__What to do__: Keep every line where the word "JSON" appears; drop the rest.

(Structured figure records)
=-=-=-=-=
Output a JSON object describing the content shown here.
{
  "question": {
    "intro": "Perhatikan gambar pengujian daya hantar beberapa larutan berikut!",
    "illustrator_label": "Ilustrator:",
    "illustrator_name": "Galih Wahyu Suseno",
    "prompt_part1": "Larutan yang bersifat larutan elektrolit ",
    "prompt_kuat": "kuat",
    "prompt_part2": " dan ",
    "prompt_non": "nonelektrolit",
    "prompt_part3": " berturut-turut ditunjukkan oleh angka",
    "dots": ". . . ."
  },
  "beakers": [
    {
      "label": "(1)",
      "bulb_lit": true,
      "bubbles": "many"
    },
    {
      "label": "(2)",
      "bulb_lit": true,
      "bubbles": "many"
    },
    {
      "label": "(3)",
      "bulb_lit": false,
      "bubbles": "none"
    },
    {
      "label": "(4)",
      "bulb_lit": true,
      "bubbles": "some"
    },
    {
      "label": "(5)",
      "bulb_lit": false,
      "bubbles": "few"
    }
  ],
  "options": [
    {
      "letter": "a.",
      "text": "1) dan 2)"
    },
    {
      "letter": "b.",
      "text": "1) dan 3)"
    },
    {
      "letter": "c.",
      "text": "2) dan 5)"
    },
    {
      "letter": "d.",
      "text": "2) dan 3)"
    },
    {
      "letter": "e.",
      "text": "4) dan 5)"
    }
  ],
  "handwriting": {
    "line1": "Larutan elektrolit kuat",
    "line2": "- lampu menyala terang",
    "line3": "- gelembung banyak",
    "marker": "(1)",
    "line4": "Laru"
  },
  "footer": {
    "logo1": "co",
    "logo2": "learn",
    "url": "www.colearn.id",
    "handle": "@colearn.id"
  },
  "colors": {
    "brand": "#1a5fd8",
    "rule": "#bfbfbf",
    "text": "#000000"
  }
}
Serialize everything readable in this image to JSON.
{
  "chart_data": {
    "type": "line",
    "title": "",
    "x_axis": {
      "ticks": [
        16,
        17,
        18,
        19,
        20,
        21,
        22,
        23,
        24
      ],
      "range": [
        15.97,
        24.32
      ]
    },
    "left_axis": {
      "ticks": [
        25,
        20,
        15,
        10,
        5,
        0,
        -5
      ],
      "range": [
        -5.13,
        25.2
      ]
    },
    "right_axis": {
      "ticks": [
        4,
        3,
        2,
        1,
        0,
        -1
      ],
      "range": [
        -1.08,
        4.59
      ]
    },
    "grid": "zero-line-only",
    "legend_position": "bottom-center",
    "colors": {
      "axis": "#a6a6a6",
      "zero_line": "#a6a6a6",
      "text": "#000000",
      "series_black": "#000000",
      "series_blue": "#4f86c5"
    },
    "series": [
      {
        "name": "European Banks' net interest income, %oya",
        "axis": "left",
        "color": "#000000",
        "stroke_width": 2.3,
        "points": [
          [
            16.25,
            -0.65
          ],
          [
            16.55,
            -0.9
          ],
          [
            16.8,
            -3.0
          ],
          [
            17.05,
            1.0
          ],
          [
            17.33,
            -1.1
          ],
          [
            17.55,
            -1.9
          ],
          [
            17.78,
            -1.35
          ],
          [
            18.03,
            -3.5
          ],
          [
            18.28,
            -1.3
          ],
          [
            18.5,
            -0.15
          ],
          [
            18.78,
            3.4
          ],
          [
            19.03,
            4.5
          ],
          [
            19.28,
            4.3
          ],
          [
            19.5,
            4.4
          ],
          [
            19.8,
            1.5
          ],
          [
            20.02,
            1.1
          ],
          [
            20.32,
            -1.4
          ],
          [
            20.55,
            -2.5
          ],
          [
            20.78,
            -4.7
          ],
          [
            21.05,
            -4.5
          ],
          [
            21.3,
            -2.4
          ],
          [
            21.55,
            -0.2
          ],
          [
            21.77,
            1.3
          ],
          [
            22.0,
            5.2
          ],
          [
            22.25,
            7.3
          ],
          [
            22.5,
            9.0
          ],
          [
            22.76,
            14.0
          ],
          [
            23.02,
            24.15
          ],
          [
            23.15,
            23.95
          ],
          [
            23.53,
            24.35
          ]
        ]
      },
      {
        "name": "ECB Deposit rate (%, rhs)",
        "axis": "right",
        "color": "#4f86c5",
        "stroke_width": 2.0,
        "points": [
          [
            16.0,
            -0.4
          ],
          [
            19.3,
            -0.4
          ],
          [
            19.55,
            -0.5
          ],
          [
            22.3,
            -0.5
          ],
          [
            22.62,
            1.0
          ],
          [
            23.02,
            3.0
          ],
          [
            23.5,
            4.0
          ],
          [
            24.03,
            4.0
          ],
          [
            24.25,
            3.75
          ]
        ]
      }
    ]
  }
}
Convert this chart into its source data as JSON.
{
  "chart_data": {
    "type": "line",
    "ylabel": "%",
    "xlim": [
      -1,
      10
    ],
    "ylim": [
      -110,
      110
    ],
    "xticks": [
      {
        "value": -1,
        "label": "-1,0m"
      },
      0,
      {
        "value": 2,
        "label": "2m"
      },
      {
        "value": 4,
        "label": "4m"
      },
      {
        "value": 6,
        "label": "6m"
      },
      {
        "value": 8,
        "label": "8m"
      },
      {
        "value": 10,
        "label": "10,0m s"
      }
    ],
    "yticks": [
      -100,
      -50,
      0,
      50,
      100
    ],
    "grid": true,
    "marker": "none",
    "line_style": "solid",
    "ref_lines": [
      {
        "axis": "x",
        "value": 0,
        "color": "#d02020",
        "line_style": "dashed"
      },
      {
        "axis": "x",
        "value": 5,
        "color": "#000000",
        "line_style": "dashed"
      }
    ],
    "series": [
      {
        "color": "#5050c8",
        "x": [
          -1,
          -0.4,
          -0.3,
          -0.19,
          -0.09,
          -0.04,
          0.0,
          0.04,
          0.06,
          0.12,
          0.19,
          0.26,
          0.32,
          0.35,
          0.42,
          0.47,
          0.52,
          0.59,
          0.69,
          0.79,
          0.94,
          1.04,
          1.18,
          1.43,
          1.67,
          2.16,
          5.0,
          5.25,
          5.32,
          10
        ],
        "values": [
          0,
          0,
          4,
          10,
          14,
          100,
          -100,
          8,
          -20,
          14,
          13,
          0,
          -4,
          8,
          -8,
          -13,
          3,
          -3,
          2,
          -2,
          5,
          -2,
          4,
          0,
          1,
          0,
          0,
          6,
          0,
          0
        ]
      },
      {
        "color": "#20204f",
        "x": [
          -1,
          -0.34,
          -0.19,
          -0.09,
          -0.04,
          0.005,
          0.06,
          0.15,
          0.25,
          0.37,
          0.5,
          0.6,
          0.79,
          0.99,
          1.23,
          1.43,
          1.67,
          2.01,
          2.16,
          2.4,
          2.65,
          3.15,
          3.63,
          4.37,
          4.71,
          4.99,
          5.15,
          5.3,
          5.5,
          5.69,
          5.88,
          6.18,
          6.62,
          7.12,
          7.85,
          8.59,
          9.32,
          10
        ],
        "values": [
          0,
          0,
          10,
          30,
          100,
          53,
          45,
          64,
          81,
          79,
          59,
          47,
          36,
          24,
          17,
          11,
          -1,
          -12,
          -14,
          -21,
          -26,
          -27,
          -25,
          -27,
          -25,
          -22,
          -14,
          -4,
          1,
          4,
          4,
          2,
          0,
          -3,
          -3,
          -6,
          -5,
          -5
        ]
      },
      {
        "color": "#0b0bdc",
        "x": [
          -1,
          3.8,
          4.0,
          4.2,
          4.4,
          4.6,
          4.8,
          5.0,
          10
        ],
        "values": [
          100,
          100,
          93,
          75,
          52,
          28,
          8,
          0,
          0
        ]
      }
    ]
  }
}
=-=-=-=-=
__Written reply__:
Output a JSON object describing the content shown here.
Serialize everything readable in this image to JSON.
Convert this chart into its source data as JSON.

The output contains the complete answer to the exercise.